* **TASK INPUTS**
┄┄┄┄┄┄┄┄┄┄

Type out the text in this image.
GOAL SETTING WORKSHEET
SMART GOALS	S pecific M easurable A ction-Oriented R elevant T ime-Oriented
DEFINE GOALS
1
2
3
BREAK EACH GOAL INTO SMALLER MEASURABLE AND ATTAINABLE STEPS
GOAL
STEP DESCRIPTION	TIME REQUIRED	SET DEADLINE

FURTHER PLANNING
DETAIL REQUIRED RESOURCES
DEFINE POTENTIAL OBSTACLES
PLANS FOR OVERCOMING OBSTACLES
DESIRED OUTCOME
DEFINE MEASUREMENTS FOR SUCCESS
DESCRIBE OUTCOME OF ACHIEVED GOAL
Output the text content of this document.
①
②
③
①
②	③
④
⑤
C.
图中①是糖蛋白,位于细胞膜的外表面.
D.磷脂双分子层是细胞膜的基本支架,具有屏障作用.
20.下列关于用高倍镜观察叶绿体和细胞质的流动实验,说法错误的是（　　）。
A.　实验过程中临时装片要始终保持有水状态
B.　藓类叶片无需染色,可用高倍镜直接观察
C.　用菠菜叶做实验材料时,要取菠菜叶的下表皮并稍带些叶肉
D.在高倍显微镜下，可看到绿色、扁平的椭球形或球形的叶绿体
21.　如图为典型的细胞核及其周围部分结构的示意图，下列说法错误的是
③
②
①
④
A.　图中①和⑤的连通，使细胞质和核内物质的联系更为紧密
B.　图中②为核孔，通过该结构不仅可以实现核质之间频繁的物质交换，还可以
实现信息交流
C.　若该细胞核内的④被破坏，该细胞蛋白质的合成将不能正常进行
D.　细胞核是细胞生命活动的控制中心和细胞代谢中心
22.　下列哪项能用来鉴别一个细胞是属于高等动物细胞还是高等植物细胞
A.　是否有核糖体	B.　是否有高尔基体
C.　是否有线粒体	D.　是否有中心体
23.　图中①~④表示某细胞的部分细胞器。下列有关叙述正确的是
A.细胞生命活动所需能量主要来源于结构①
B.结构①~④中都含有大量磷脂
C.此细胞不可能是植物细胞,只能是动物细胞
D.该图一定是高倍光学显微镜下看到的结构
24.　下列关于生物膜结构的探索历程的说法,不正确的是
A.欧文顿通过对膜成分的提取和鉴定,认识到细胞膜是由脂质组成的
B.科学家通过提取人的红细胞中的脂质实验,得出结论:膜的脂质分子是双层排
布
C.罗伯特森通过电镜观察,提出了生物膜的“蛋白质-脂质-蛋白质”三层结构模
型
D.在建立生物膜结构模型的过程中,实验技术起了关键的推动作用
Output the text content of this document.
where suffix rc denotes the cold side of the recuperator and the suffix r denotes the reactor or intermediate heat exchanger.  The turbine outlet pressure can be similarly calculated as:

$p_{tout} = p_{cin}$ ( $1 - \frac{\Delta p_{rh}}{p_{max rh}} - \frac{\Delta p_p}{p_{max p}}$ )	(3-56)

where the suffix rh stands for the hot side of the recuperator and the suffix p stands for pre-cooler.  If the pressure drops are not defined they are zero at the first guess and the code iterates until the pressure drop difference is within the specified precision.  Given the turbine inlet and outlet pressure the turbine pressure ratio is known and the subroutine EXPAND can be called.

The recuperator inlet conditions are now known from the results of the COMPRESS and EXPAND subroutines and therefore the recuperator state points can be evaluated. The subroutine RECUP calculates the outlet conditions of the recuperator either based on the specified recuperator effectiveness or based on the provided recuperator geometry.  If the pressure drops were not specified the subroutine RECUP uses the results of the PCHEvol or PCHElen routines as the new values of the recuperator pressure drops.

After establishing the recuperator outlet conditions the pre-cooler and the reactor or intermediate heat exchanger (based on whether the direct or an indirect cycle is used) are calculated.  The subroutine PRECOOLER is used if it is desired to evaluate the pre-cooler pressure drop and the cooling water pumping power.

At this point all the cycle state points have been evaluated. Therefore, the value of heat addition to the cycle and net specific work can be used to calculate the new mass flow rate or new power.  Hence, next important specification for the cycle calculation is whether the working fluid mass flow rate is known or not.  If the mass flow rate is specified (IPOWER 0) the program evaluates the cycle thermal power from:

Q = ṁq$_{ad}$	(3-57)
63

┄┄┄┄┄┄┄┄┄┄

* **EXERCISE**
Among the lines of the data, identify those with the word "intermediate". Copy each of them.

* **ANSWER TO THIS TASK**
where suffix rc denotes the cold side of the recuperator and the suffix r denotes the reactor or intermediate heat exchanger.  The turbine outlet pressure can be similarly calculated as:
After establishing the recuperator outlet conditions the pre-cooler and the reactor or intermediate heat exchanger (based on whether the direct or an indirect cycle is used) are calculated.  The subroutine PRECOOLER is used if it is desired to evaluate the pre-cooler pressure drop and the cooling water pumping power.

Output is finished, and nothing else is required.